Data entries ▸

§ §

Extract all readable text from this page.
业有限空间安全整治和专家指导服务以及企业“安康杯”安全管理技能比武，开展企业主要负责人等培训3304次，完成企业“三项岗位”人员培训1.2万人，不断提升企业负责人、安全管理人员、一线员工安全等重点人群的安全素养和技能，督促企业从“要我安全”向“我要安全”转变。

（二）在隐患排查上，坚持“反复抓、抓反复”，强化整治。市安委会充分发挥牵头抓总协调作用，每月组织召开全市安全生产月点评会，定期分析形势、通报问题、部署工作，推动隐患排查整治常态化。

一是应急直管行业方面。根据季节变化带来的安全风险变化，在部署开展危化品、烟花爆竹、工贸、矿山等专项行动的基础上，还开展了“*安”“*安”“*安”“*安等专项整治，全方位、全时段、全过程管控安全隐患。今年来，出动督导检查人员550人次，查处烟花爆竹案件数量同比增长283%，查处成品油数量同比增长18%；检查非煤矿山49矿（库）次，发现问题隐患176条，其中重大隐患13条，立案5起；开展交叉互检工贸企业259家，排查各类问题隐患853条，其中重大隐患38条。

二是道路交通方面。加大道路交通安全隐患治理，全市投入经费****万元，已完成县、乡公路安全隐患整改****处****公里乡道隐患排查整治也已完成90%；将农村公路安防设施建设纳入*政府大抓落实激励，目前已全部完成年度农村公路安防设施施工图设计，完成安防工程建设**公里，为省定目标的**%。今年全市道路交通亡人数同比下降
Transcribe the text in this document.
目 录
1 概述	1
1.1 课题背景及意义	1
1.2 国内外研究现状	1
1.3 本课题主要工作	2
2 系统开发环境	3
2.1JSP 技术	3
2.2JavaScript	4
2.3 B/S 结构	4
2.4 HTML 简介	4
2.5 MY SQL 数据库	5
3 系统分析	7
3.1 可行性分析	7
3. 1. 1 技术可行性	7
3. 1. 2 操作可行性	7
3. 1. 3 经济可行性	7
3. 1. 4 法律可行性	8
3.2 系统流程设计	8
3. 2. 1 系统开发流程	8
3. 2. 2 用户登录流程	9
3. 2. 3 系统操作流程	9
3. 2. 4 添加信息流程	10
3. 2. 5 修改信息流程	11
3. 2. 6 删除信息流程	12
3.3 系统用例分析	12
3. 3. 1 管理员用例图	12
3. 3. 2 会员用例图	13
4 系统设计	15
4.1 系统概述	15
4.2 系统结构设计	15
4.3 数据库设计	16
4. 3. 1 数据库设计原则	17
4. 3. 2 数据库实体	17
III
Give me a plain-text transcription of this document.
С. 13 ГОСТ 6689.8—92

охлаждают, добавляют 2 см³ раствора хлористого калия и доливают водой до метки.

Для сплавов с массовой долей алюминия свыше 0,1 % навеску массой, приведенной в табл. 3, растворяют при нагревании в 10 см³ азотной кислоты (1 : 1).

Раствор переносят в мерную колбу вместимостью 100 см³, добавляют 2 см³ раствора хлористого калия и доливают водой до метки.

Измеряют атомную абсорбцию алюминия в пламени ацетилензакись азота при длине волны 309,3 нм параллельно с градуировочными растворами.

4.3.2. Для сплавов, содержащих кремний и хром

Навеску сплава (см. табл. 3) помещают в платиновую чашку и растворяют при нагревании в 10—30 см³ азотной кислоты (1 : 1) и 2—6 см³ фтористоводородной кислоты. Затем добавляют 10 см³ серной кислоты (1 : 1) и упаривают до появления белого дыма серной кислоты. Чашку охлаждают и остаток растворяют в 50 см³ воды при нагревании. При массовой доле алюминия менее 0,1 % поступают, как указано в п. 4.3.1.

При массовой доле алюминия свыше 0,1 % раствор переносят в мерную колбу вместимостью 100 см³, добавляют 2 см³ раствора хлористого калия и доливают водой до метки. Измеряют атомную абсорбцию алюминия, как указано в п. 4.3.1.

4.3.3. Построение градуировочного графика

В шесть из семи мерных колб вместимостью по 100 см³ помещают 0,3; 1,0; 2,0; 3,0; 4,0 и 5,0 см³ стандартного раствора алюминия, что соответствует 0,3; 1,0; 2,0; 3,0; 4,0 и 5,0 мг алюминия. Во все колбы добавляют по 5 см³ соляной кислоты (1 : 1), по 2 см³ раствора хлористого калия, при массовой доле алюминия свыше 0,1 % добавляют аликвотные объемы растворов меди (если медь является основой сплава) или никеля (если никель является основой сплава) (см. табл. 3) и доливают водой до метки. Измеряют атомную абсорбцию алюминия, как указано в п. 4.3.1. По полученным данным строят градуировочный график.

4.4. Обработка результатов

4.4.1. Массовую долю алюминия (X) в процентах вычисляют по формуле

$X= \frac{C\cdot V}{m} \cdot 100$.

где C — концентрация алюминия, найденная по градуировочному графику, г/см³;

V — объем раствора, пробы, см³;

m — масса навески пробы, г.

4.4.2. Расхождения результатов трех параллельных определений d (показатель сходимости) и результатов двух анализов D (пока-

§ §

Given problem ▸ Using the records above, say how many lines include the string "колбу". Only the number is wanted.

The reply ▸ 2